SUPPLIED RECORDS
┏━━
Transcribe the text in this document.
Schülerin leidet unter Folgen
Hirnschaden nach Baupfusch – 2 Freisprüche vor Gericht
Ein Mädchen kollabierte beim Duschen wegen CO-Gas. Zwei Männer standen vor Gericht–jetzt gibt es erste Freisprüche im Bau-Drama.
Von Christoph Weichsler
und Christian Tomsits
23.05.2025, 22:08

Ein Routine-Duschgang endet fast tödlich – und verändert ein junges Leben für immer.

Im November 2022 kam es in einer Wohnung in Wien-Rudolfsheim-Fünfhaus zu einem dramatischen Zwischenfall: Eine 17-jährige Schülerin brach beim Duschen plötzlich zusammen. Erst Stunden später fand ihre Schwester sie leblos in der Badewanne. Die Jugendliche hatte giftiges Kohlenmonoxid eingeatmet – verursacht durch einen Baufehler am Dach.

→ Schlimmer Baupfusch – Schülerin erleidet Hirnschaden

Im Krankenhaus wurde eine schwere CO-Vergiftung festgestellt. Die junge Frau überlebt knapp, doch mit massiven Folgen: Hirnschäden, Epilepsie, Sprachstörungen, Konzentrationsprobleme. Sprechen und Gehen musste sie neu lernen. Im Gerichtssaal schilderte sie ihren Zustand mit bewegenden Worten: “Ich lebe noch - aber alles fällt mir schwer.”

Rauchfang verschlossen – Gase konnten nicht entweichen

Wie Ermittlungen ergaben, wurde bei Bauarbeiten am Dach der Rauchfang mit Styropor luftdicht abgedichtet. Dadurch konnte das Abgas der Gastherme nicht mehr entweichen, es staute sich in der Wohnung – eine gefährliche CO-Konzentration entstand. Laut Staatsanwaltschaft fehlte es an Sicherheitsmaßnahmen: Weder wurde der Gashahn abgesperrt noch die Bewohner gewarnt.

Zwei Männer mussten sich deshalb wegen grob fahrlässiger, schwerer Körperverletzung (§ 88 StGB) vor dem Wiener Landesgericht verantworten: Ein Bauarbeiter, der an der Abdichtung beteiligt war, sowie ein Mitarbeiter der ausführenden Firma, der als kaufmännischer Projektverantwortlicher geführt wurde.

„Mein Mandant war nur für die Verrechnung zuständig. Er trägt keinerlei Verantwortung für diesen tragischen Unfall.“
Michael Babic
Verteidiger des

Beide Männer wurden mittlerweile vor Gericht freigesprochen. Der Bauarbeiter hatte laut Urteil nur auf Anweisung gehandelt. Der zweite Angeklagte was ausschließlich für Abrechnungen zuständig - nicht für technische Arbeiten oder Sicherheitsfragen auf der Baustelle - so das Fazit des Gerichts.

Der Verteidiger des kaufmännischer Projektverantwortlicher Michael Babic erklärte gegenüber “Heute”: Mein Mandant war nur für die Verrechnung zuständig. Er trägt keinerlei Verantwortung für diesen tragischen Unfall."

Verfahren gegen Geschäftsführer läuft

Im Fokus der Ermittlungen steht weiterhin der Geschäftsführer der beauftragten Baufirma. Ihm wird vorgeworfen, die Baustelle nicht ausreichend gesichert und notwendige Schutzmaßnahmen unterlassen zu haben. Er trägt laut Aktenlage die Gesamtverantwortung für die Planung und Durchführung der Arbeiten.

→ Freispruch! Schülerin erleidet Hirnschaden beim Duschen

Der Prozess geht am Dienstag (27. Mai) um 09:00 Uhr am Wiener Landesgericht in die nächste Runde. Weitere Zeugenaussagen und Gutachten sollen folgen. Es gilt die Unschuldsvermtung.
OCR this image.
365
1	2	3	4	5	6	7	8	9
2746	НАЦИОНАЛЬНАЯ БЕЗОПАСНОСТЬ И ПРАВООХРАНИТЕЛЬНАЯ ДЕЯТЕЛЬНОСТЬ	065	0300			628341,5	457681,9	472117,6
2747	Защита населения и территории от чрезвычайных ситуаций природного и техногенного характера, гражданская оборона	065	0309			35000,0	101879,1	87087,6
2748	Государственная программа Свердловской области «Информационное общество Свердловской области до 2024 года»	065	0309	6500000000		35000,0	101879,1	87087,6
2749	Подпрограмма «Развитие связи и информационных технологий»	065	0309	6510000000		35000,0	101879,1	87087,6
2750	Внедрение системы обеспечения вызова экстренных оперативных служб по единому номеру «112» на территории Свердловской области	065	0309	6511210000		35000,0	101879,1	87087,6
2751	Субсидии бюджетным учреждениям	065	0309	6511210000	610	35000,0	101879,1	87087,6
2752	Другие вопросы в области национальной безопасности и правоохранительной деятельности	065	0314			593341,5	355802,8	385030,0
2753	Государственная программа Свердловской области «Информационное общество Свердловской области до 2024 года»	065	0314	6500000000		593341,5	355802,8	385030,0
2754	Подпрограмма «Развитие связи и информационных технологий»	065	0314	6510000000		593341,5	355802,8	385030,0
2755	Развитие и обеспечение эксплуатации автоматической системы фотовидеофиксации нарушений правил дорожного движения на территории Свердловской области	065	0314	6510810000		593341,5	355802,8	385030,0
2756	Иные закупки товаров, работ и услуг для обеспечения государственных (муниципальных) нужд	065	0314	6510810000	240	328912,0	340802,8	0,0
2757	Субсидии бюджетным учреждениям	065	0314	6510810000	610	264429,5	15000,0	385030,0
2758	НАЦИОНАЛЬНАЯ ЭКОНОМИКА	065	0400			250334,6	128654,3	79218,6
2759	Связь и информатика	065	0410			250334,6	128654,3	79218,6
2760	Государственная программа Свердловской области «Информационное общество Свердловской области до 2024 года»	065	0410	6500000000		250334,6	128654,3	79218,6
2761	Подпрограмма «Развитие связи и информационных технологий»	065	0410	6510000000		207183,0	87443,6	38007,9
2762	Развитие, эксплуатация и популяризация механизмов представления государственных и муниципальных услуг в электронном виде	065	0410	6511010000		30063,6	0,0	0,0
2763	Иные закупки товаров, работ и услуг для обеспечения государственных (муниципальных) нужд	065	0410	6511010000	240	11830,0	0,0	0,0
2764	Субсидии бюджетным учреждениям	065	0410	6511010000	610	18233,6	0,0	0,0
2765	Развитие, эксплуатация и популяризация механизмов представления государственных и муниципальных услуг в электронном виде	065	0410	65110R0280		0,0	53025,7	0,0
┗━━
WHAT IS NEEDED
Copy each entry exactly, with nothing added or dropped.

SOLUTION TO THE PROBLEM
Transcribe the text in this document.
Schülerin leidet unter Folgen
Hirnschaden nach Baupfusch – 2 Freisprüche vor Gericht
Ein Mädchen kollabierte beim Duschen wegen CO-Gas. Zwei Männer standen vor Gericht–jetzt gibt es erste Freisprüche im Bau-Drama.
Von Christoph Weichsler
und Christian Tomsits
23.05.2025, 22:08

Ein Routine-Duschgang endet fast tödlich – und verändert ein junges Leben für immer.

Im November 2022 kam es in einer Wohnung in Wien-Rudolfsheim-Fünfhaus zu einem dramatischen Zwischenfall: Eine 17-jährige Schülerin brach beim Duschen plötzlich zusammen. Erst Stunden später fand ihre Schwester sie leblos in der Badewanne. Die Jugendliche hatte giftiges Kohlenmonoxid eingeatmet – verursacht durch einen Baufehler am Dach.

→ Schlimmer Baupfusch – Schülerin erleidet Hirnschaden

Im Krankenhaus wurde eine schwere CO-Vergiftung festgestellt. Die junge Frau überlebt knapp, doch mit massiven Folgen: Hirnschäden, Epilepsie, Sprachstörungen, Konzentrationsprobleme. Sprechen und Gehen musste sie neu lernen. Im Gerichtssaal schilderte sie ihren Zustand mit bewegenden Worten: “Ich lebe noch - aber alles fällt mir schwer.”

Rauchfang verschlossen – Gase konnten nicht entweichen

Wie Ermittlungen ergaben, wurde bei Bauarbeiten am Dach der Rauchfang mit Styropor luftdicht abgedichtet. Dadurch konnte das Abgas der Gastherme nicht mehr entweichen, es staute sich in der Wohnung – eine gefährliche CO-Konzentration entstand. Laut Staatsanwaltschaft fehlte es an Sicherheitsmaßnahmen: Weder wurde der Gashahn abgesperrt noch die Bewohner gewarnt.

Zwei Männer mussten sich deshalb wegen grob fahrlässiger, schwerer Körperverletzung (§ 88 StGB) vor dem Wiener Landesgericht verantworten: Ein Bauarbeiter, der an der Abdichtung beteiligt war, sowie ein Mitarbeiter der ausführenden Firma, der als kaufmännischer Projektverantwortlicher geführt wurde.

„Mein Mandant war nur für die Verrechnung zuständig. Er trägt keinerlei Verantwortung für diesen tragischen Unfall.“
Michael Babic
Verteidiger des

Beide Männer wurden mittlerweile vor Gericht freigesprochen. Der Bauarbeiter hatte laut Urteil nur auf Anweisung gehandelt. Der zweite Angeklagte was ausschließlich für Abrechnungen zuständig - nicht für technische Arbeiten oder Sicherheitsfragen auf der Baustelle - so das Fazit des Gerichts.

Der Verteidiger des kaufmännischer Projektverantwortlicher Michael Babic erklärte gegenüber “Heute”: Mein Mandant war nur für die Verrechnung zuständig. Er trägt keinerlei Verantwortung für diesen tragischen Unfall."

Verfahren gegen Geschäftsführer läuft

Im Fokus der Ermittlungen steht weiterhin der Geschäftsführer der beauftragten Baufirma. Ihm wird vorgeworfen, die Baustelle nicht ausreichend gesichert und notwendige Schutzmaßnahmen unterlassen zu haben. Er trägt laut Aktenlage die Gesamtverantwortung für die Planung und Durchführung der Arbeiten.

→ Freispruch! Schülerin erleidet Hirnschaden beim Duschen

Der Prozess geht am Dienstag (27. Mai) um 09:00 Uhr am Wiener Landesgericht in die nächste Runde. Weitere Zeugenaussagen und Gutachten sollen folgen. Es gilt die Unschuldsvermtung.
OCR this image.
365
1	2	3	4	5	6	7	8	9
2746	НАЦИОНАЛЬНАЯ БЕЗОПАСНОСТЬ И ПРАВООХРАНИТЕЛЬНАЯ ДЕЯТЕЛЬНОСТЬ	065	0300			628341,5	457681,9	472117,6
2747	Защита населения и территории от чрезвычайных ситуаций природного и техногенного характера, гражданская оборона	065	0309			35000,0	101879,1	87087,6
2748	Государственная программа Свердловской области «Информационное общество Свердловской области до 2024 года»	065	0309	6500000000		35000,0	101879,1	87087,6
2749	Подпрограмма «Развитие связи и информационных технологий»	065	0309	6510000000		35000,0	101879,1	87087,6
2750	Внедрение системы обеспечения вызова экстренных оперативных служб по единому номеру «112» на территории Свердловской области	065	0309	6511210000		35000,0	101879,1	87087,6
2751	Субсидии бюджетным учреждениям	065	0309	6511210000	610	35000,0	101879,1	87087,6
2752	Другие вопросы в области национальной безопасности и правоохранительной деятельности	065	0314			593341,5	355802,8	385030,0
2753	Государственная программа Свердловской области «Информационное общество Свердловской области до 2024 года»	065	0314	6500000000		593341,5	355802,8	385030,0
2754	Подпрограмма «Развитие связи и информационных технологий»	065	0314	6510000000		593341,5	355802,8	385030,0
2755	Развитие и обеспечение эксплуатации автоматической системы фотовидеофиксации нарушений правил дорожного движения на территории Свердловской области	065	0314	6510810000		593341,5	355802,8	385030,0
2756	Иные закупки товаров, работ и услуг для обеспечения государственных (муниципальных) нужд	065	0314	6510810000	240	328912,0	340802,8	0,0
2757	Субсидии бюджетным учреждениям	065	0314	6510810000	610	264429,5	15000,0	385030,0
2758	НАЦИОНАЛЬНАЯ ЭКОНОМИКА	065	0400			250334,6	128654,3	79218,6
2759	Связь и информатика	065	0410			250334,6	128654,3	79218,6
2760	Государственная программа Свердловской области «Информационное общество Свердловской области до 2024 года»	065	0410	6500000000		250334,6	128654,3	79218,6
2761	Подпрограмма «Развитие связи и информационных технологий»	065	0410	6510000000		207183,0	87443,6	38007,9
2762	Развитие, эксплуатация и популяризация механизмов представления государственных и муниципальных услуг в электронном виде	065	0410	6511010000		30063,6	0,0	0,0
2763	Иные закупки товаров, работ и услуг для обеспечения государственных (муниципальных) нужд	065	0410	6511010000	240	11830,0	0,0	0,0
2764	Субсидии бюджетным учреждениям	065	0410	6511010000	610	18233,6	0,0	0,0
2765	Развитие, эксплуатация и популяризация механизмов представления государственных и муниципальных услуг в электронном виде	065	0410	65110R0280		0,0	53025,7	0,0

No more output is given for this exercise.